--- Work to do ---
Provide only the number of lines in the records below that include "Богородицк".
== Dataset content ==
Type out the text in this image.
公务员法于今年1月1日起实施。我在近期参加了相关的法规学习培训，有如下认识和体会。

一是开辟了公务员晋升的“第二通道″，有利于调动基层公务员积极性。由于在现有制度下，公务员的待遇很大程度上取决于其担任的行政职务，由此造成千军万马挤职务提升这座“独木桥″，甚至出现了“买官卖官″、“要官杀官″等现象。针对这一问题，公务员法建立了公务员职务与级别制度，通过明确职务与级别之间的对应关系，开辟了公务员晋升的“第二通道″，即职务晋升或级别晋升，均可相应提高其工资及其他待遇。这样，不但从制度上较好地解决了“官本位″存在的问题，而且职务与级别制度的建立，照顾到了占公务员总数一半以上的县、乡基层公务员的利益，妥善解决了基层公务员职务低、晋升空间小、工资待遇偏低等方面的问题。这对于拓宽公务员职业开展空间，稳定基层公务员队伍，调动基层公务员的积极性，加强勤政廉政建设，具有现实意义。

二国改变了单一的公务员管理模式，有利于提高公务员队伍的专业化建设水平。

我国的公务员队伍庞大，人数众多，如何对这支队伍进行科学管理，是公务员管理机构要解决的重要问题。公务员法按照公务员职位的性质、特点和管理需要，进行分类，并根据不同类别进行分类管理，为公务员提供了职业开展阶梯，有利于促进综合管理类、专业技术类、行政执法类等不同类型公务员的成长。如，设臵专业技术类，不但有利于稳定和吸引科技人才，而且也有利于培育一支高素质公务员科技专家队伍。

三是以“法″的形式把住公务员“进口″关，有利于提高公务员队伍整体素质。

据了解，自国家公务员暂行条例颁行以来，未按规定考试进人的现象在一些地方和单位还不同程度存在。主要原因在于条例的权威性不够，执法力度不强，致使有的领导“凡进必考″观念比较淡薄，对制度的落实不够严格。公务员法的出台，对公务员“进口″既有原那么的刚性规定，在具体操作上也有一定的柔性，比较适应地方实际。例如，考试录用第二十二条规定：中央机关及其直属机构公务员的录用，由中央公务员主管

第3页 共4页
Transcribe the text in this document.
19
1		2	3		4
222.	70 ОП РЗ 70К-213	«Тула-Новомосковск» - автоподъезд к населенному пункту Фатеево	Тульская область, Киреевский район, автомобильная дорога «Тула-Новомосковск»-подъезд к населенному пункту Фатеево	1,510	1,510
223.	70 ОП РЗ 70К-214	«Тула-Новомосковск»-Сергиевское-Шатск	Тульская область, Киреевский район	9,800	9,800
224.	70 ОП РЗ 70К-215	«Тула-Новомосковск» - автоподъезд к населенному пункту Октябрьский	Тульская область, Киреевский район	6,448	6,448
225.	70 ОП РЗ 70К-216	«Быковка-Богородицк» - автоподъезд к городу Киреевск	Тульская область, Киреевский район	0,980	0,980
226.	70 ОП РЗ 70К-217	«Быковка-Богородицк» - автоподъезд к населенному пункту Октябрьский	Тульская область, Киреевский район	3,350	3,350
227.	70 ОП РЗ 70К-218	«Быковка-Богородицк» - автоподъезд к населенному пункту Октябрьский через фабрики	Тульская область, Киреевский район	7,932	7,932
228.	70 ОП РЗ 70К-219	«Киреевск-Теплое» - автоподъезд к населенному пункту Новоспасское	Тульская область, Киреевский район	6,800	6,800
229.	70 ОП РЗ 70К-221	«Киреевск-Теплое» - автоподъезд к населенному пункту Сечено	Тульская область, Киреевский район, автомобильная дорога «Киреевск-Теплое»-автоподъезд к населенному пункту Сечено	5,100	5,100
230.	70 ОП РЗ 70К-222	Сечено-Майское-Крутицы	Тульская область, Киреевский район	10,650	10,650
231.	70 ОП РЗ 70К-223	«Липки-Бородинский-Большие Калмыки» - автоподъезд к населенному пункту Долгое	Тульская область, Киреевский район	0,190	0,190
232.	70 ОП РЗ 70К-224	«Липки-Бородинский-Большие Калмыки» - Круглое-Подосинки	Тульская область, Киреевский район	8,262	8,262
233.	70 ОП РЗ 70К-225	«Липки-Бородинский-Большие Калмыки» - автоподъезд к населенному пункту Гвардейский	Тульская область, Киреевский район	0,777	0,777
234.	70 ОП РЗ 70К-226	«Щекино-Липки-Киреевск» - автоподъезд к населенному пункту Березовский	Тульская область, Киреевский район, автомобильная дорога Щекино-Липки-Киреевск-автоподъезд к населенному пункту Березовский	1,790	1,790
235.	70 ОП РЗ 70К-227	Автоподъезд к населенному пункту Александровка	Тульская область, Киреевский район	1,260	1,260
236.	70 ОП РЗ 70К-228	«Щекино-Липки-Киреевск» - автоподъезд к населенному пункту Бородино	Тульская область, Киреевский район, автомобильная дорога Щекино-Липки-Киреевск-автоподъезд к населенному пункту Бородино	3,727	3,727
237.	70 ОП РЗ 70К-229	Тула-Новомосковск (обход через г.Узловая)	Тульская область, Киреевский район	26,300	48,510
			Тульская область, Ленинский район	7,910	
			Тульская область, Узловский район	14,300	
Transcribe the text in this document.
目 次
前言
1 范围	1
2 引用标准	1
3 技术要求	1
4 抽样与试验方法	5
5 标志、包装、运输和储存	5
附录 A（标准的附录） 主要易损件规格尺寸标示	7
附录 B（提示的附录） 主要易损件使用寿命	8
===
--- Expected answer ---
3